• [WRITTEN INSTRUCTION]:
Give the number of lines containing the word "small", and nothing else.

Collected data
★ ★ ★ ★
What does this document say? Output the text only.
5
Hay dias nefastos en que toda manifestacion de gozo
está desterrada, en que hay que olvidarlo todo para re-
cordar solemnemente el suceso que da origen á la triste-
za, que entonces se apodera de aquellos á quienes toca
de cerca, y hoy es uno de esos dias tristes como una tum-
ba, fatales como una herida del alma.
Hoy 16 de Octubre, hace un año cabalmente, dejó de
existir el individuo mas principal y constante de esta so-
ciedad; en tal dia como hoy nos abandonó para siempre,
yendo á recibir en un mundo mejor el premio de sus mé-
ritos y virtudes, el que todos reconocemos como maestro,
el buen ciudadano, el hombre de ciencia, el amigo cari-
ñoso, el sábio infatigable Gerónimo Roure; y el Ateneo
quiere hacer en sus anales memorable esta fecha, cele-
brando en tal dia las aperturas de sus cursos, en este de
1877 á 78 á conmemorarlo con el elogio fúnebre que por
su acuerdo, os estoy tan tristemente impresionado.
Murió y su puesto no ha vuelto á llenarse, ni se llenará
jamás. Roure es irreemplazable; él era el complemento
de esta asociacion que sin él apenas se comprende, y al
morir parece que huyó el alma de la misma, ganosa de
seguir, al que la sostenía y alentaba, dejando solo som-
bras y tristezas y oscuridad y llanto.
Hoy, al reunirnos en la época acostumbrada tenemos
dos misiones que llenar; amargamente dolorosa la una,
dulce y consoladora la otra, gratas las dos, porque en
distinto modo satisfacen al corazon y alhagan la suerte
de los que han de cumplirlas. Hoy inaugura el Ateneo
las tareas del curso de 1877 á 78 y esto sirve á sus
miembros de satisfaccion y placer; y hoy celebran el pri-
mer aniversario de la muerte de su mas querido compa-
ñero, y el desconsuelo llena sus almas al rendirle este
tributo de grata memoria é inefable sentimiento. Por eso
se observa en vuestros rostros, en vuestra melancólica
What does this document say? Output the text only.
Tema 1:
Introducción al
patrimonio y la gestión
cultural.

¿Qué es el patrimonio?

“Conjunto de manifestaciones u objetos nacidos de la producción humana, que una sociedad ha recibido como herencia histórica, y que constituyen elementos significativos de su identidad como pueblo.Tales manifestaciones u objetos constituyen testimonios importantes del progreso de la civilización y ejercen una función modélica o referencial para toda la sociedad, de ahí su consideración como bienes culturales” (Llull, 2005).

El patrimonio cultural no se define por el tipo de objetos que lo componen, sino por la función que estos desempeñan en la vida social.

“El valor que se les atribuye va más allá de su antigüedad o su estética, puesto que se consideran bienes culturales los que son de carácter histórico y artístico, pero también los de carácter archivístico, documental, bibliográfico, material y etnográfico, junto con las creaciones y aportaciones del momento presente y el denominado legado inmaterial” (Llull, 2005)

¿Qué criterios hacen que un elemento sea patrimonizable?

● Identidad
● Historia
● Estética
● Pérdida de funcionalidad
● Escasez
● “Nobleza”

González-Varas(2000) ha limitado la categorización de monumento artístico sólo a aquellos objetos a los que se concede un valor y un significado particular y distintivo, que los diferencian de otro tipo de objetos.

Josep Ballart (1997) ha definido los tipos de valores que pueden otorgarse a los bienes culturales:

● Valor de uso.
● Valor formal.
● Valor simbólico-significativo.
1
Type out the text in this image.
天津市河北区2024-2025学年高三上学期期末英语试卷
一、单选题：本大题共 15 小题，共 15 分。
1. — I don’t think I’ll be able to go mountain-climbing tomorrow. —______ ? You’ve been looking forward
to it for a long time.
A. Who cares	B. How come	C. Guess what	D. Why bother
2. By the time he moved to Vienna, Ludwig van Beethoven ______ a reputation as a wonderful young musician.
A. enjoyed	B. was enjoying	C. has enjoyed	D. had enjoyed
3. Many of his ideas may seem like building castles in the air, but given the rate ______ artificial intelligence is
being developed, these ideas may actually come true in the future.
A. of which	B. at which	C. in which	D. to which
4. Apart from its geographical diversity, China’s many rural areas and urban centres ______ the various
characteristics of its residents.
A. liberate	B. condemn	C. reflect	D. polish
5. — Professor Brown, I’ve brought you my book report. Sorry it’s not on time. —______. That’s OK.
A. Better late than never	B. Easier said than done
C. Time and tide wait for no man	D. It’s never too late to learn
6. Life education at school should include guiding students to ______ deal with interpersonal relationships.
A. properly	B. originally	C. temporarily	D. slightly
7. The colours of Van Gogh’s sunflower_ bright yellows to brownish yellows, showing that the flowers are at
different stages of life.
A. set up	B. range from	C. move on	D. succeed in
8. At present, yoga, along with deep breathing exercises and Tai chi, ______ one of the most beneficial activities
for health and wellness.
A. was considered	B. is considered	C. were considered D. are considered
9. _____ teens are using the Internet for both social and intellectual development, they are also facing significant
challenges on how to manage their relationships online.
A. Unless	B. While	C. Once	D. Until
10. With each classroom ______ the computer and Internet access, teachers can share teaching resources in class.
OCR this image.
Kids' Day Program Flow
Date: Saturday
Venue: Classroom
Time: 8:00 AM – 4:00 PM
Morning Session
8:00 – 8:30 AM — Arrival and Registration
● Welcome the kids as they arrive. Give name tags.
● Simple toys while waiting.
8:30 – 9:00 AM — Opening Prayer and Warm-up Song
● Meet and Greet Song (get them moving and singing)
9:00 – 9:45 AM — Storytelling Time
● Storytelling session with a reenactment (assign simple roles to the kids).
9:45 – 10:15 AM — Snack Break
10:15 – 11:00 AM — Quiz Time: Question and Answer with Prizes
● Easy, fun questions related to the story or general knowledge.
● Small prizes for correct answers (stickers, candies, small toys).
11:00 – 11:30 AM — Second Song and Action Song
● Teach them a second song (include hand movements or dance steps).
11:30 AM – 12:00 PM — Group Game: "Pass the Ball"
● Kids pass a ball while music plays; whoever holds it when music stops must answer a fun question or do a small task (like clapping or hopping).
★ ★ ★ ★
• [EXPECTED OUTPUT]:
2